═══ Data extract

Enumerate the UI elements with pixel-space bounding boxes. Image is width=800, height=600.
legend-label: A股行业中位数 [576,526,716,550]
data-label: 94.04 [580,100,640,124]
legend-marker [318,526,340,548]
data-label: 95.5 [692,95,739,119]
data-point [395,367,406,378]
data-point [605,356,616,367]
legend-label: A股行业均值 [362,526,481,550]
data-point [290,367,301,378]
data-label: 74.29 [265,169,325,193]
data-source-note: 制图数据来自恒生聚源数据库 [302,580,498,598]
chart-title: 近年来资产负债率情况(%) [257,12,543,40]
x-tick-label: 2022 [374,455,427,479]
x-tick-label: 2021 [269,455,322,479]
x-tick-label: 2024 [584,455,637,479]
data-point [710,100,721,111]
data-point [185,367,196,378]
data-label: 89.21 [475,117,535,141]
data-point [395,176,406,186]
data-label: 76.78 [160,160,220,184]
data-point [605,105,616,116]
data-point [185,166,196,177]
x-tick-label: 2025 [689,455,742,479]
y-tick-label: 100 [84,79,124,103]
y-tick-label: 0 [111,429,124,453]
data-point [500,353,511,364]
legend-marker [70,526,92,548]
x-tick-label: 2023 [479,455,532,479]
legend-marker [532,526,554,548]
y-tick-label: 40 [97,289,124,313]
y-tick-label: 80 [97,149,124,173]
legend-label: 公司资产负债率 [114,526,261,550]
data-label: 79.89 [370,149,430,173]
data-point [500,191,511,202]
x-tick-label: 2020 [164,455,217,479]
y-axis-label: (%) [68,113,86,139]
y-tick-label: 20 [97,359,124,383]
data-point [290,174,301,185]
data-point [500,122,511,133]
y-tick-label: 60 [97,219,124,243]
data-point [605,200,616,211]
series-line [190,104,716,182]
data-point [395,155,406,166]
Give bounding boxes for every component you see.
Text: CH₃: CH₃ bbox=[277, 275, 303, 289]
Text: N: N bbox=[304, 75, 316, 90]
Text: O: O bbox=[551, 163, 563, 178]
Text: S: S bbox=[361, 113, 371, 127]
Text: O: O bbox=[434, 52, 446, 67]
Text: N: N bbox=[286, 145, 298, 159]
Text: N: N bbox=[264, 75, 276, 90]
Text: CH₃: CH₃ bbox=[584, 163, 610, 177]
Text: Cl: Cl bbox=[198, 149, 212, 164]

══════

# Work to complete:
Rewrite the entries from the start through the line containing "data-point [605,105,616,116]", replacing "data-label" with "value-label" and keeping everything else unchanged.

# Complete answer:
Enumerate the UI elements with pixel-space bounding boxes. Image is width=800, height=600.
legend-label: A股行业中位数 [576,526,716,550]
value-label: 94.04 [580,100,640,124]
legend-marker [318,526,340,548]
value-label: 95.5 [692,95,739,119]
data-point [395,367,406,378]
data-point [605,356,616,367]
legend-label: A股行业均值 [362,526,481,550]
data-point [290,367,301,378]
value-label: 74.29 [265,169,325,193]
data-source-note: 制图数据来自恒生聚源数据库 [302,580,498,598]
chart-title: 近年来资产负债率情况(%) [257,12,543,40]
x-tick-label: 2022 [374,455,427,479]
x-tick-label: 2021 [269,455,322,479]
x-tick-label: 2024 [584,455,637,479]
data-point [710,100,721,111]
data-point [185,367,196,378]
value-label: 89.21 [475,117,535,141]
data-point [395,176,406,186]
value-label: 76.78 [160,160,220,184]
data-point [605,105,616,116]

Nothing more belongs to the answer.